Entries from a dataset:
--- --- ---
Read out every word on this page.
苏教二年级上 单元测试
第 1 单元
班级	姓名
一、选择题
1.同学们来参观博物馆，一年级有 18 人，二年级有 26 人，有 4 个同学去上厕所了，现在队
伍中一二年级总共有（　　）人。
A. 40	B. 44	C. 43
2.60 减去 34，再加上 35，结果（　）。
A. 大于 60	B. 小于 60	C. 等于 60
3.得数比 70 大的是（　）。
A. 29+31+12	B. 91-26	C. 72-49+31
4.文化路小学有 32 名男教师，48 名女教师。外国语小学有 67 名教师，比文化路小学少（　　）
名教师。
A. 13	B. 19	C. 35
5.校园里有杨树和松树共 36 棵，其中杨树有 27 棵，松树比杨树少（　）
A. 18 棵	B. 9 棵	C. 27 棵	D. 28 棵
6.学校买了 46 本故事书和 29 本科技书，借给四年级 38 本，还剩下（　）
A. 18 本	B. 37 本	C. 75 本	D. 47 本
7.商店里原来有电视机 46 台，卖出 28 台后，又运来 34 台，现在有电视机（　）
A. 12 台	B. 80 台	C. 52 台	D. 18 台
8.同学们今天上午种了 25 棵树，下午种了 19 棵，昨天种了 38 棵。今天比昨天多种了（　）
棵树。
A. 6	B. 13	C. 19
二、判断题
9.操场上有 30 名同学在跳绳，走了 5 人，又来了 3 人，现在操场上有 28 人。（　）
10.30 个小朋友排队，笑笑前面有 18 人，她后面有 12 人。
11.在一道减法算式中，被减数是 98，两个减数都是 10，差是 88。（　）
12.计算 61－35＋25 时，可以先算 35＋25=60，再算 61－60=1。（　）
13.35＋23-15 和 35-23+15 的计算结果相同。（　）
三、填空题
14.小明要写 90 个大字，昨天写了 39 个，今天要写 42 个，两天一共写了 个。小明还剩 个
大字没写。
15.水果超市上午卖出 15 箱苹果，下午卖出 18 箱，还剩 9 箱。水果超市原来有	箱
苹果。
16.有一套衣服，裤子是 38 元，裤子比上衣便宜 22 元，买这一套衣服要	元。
--- --- ---
Your objective: Produce an exact copy of all the records.

Response for this exercise:
Read out every word on this page.
苏教二年级上 单元测试
第 1 单元
班级	姓名
一、选择题
1.同学们来参观博物馆，一年级有 18 人，二年级有 26 人，有 4 个同学去上厕所了，现在队
伍中一二年级总共有（　　）人。
A. 40	B. 44	C. 43
2.60 减去 34，再加上 35，结果（　）。
A. 大于 60	B. 小于 60	C. 等于 60
3.得数比 70 大的是（　）。
A. 29+31+12	B. 91-26	C. 72-49+31
4.文化路小学有 32 名男教师，48 名女教师。外国语小学有 67 名教师，比文化路小学少（　　）
名教师。
A. 13	B. 19	C. 35
5.校园里有杨树和松树共 36 棵，其中杨树有 27 棵，松树比杨树少（　）
A. 18 棵	B. 9 棵	C. 27 棵	D. 28 棵
6.学校买了 46 本故事书和 29 本科技书，借给四年级 38 本，还剩下（　）
A. 18 本	B. 37 本	C. 75 本	D. 47 本
7.商店里原来有电视机 46 台，卖出 28 台后，又运来 34 台，现在有电视机（　）
A. 12 台	B. 80 台	C. 52 台	D. 18 台
8.同学们今天上午种了 25 棵树，下午种了 19 棵，昨天种了 38 棵。今天比昨天多种了（　）
棵树。
A. 6	B. 13	C. 19
二、判断题
9.操场上有 30 名同学在跳绳，走了 5 人，又来了 3 人，现在操场上有 28 人。（　）
10.30 个小朋友排队，笑笑前面有 18 人，她后面有 12 人。
11.在一道减法算式中，被减数是 98，两个减数都是 10，差是 88。（　）
12.计算 61－35＋25 时，可以先算 35＋25=60，再算 61－60=1。（　）
13.35＋23-15 和 35-23+15 的计算结果相同。（　）
三、填空题
14.小明要写 90 个大字，昨天写了 39 个，今天要写 42 个，两天一共写了 个。小明还剩 个
大字没写。
15.水果超市上午卖出 15 箱苹果，下午卖出 18 箱，还剩 9 箱。水果超市原来有	箱
苹果。
16.有一套衣服，裤子是 38 元，裤子比上衣便宜 22 元，买这一套衣服要	元。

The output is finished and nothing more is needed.